Required work: Extract all of the entries and set them down verbatim.

(Items from a figure collection)
..........

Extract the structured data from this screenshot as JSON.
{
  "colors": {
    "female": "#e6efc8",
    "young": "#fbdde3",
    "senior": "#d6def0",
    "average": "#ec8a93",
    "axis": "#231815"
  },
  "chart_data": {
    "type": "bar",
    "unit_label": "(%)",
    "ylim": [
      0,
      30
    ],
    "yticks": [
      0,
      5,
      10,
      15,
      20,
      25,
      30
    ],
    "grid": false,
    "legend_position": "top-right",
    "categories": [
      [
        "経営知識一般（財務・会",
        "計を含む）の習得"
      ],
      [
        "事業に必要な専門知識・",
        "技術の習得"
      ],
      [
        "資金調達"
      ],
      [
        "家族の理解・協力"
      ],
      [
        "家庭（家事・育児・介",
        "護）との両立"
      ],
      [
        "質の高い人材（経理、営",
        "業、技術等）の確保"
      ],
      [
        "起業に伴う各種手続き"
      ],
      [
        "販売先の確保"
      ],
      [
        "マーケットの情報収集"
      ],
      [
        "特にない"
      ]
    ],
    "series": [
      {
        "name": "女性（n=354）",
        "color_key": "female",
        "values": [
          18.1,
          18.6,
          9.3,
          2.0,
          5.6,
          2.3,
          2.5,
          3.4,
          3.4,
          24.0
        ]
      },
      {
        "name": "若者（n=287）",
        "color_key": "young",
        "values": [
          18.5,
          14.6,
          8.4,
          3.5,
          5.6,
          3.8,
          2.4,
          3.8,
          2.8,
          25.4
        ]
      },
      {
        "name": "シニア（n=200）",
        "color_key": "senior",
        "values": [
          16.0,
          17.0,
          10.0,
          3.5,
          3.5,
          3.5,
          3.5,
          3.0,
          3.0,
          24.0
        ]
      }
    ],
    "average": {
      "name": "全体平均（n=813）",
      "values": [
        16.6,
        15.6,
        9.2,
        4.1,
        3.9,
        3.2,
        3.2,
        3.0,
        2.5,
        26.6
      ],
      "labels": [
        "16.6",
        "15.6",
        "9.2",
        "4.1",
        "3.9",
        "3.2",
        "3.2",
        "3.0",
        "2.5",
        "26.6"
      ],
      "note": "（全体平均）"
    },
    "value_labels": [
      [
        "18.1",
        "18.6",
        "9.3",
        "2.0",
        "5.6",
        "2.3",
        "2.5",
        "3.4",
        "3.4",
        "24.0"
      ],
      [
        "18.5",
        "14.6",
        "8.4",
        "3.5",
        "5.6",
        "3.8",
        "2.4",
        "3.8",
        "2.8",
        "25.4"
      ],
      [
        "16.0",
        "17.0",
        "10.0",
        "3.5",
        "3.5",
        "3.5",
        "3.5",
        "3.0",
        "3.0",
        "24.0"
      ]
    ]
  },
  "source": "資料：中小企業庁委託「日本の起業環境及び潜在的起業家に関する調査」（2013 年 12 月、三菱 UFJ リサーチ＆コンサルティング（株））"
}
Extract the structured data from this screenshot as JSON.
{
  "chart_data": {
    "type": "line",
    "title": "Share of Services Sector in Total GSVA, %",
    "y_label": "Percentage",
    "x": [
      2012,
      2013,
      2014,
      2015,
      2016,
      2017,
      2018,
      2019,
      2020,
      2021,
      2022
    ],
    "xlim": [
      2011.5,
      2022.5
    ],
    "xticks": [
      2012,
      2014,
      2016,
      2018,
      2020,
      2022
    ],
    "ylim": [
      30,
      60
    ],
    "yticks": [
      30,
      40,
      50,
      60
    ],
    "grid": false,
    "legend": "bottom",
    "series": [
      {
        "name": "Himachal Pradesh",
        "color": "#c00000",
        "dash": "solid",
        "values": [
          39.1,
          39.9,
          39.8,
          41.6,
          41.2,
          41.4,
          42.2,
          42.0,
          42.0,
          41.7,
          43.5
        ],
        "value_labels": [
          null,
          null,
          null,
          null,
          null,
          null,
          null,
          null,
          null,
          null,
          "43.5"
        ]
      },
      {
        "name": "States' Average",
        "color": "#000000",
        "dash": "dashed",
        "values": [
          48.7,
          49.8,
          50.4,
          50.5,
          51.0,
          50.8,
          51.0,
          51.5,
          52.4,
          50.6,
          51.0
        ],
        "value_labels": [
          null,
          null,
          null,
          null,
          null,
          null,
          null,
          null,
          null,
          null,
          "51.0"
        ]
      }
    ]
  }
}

..........

Exercise response:
Extract the structured data from this screenshot as JSON.
{
  "colors": {
    "female": "#e6efc8",
    "young": "#fbdde3",
    "senior": "#d6def0",
    "average": "#ec8a93",
    "axis": "#231815"
  },
  "chart_data": {
    "type": "bar",
    "unit_label": "(%)",
    "ylim": [
      0,
      30
    ],
    "yticks": [
      0,
      5,
      10,
      15,
      20,
      25,
      30
    ],
    "grid": false,
    "legend_position": "top-right",
    "categories": [
      [
        "経営知識一般（財務・会",
        "計を含む）の習得"
      ],
      [
        "事業に必要な専門知識・",
        "技術の習得"
      ],
      [
        "資金調達"
      ],
      [
        "家族の理解・協力"
      ],
      [
        "家庭（家事・育児・介",
        "護）との両立"
      ],
      [
        "質の高い人材（経理、営",
        "業、技術等）の確保"
      ],
      [
        "起業に伴う各種手続き"
      ],
      [
        "販売先の確保"
      ],
      [
        "マーケットの情報収集"
      ],
      [
        "特にない"
      ]
    ],
    "series": [
      {
        "name": "女性（n=354）",
        "color_key": "female",
        "values": [
          18.1,
          18.6,
          9.3,
          2.0,
          5.6,
          2.3,
          2.5,
          3.4,
          3.4,
          24.0
        ]
      },
      {
        "name": "若者（n=287）",
        "color_key": "young",
        "values": [
          18.5,
          14.6,
          8.4,
          3.5,
          5.6,
          3.8,
          2.4,
          3.8,
          2.8,
          25.4
        ]
      },
      {
        "name": "シニア（n=200）",
        "color_key": "senior",
        "values": [
          16.0,
          17.0,
          10.0,
          3.5,
          3.5,
          3.5,
          3.5,
          3.0,
          3.0,
          24.0
        ]
      }
    ],
    "average": {
      "name": "全体平均（n=813）",
      "values": [
        16.6,
        15.6,
        9.2,
        4.1,
        3.9,
        3.2,
        3.2,
        3.0,
        2.5,
        26.6
      ],
      "labels": [
        "16.6",
        "15.6",
        "9.2",
        "4.1",
        "3.9",
        "3.2",
        "3.2",
        "3.0",
        "2.5",
        "26.6"
      ],
      "note": "（全体平均）"
    },
    "value_labels": [
      [
        "18.1",
        "18.6",
        "9.3",
        "2.0",
        "5.6",
        "2.3",
        "2.5",
        "3.4",
        "3.4",
        "24.0"
      ],
      [
        "18.5",
        "14.6",
        "8.4",
        "3.5",
        "5.6",
        "3.8",
        "2.4",
        "3.8",
        "2.8",
        "25.4"
      ],
      [
        "16.0",
        "17.0",
        "10.0",
        "3.5",
        "3.5",
        "3.5",
        "3.5",
        "3.0",
        "3.0",
        "24.0"
      ]
    ]
  },
  "source": "資料：中小企業庁委託「日本の起業環境及び潜在的起業家に関する調査」（2013 年 12 月、三菱 UFJ リサーチ＆コンサルティング（株））"
}
Extract the structured data from this screenshot as JSON.
{
  "chart_data": {
    "type": "line",
    "title": "Share of Services Sector in Total GSVA, %",
    "y_label": "Percentage",
    "x": [
      2012,
      2013,
      2014,
      2015,
      2016,
      2017,
      2018,
      2019,
      2020,
      2021,
      2022
    ],
    "xlim": [
      2011.5,
      2022.5
    ],
    "xticks": [
      2012,
      2014,
      2016,
      2018,
      2020,
      2022
    ],
    "ylim": [
      30,
      60
    ],
    "yticks": [
      30,
      40,
      50,
      60
    ],
    "grid": false,
    "legend": "bottom",
    "series": [
      {
        "name": "Himachal Pradesh",
        "color": "#c00000",
        "dash": "solid",
        "values": [
          39.1,
          39.9,
          39.8,
          41.6,
          41.2,
          41.4,
          42.2,
          42.0,
          42.0,
          41.7,
          43.5
        ],
        "value_labels": [
          null,
          null,
          null,
          null,
          null,
          null,
          null,
          null,
          null,
          null,
          "43.5"
        ]
      },
      {
        "name": "States' Average",
        "color": "#000000",
        "dash": "dashed",
        "values": [
          48.7,
          49.8,
          50.4,
          50.5,
          51.0,
          50.8,
          51.0,
          51.5,
          52.4,
          50.6,
          51.0
        ],
        "value_labels": [
          null,
          null,
          null,
          null,
          null,
          null,
          null,
          null,
          null,
          null,
          "51.0"
        ]
      }
    ]
  }
}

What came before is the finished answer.